**What the task requires**
Extract the lines that carry the string "顧客名單" from the listing.

※

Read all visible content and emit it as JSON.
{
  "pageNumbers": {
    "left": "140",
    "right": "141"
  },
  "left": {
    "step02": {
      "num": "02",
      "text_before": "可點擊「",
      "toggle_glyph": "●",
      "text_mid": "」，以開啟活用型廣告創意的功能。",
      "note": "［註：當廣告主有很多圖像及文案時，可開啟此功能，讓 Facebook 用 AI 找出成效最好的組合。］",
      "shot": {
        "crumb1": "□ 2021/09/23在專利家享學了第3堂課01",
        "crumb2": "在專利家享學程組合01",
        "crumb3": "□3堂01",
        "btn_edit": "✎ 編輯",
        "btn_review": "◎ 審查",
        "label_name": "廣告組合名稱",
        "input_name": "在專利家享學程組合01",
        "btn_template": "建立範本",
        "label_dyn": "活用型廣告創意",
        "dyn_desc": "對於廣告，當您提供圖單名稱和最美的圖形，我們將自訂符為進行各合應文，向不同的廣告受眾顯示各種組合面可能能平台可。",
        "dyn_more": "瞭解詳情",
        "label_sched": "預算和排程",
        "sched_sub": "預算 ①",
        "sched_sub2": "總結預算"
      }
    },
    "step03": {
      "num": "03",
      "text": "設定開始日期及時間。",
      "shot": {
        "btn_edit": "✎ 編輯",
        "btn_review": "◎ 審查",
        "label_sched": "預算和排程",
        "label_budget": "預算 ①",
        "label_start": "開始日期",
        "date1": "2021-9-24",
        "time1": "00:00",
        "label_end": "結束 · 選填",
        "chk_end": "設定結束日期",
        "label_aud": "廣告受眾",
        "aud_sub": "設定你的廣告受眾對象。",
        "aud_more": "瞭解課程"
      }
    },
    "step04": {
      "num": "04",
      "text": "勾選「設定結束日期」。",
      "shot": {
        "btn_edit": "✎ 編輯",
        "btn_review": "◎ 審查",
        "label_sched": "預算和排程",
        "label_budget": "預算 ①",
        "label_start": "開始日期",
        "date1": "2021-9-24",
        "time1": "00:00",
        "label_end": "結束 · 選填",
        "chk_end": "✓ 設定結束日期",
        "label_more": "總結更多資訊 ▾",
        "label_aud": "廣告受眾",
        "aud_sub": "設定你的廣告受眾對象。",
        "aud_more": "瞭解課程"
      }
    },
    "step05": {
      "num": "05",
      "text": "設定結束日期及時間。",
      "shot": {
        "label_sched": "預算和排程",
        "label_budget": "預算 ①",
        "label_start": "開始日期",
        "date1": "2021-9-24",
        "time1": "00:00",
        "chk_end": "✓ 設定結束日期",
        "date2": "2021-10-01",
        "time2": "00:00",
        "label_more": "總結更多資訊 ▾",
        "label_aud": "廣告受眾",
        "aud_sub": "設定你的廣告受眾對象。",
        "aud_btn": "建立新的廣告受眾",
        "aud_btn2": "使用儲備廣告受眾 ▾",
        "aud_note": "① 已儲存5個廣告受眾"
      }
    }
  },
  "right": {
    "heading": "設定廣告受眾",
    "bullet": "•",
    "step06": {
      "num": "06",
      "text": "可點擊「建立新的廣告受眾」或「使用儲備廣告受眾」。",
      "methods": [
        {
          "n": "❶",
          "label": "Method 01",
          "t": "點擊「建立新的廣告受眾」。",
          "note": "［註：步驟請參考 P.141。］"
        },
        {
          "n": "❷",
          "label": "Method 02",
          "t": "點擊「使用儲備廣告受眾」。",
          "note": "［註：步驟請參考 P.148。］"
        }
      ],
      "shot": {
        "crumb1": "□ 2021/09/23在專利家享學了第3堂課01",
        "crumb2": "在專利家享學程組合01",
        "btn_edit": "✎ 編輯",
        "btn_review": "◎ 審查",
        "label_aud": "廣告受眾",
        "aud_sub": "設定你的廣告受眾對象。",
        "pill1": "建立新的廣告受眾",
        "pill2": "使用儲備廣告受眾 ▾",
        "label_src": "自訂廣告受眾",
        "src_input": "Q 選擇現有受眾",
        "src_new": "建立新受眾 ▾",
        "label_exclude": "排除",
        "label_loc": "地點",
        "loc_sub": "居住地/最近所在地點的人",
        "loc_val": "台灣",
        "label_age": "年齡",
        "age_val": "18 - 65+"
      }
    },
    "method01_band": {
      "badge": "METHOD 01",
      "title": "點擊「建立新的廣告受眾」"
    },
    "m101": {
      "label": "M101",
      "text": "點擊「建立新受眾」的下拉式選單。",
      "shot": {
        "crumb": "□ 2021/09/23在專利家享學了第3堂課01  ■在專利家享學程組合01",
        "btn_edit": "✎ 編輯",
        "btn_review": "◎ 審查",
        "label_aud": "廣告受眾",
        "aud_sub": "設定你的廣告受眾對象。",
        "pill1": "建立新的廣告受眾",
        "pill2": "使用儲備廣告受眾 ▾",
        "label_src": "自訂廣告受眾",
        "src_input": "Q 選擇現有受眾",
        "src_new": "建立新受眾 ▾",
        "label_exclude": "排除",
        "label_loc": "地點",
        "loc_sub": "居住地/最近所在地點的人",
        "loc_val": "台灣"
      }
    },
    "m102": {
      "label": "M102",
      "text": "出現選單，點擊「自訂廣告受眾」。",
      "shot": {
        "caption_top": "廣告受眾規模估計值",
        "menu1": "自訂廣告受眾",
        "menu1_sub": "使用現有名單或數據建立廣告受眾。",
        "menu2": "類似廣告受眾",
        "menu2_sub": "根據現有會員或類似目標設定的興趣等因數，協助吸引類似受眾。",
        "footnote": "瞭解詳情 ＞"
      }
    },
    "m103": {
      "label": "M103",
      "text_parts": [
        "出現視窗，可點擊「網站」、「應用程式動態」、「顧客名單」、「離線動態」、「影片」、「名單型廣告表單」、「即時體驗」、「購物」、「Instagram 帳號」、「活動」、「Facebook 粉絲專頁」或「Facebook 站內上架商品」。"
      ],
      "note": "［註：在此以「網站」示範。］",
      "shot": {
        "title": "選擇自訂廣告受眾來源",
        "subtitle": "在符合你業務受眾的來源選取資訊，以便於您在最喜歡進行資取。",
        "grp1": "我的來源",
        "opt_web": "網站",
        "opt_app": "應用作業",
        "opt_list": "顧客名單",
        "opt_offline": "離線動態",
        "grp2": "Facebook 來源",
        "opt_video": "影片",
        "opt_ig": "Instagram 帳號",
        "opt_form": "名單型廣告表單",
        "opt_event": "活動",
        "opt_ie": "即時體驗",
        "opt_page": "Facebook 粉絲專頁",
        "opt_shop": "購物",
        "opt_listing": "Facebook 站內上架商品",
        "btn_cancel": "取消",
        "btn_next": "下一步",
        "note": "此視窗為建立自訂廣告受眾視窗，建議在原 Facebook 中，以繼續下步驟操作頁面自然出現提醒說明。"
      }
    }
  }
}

※

**Written response**
        "出現視窗，可點擊「網站」、「應用程式動態」、「顧客名單」、「離線動態」、「影片」、「名單型廣告表單」、「即時體驗」、「購物」、「Instagram 帳號」、「活動」、「Facebook 粉絲專頁」或「Facebook 站內上架商品」。"
        "opt_list": "顧客名單",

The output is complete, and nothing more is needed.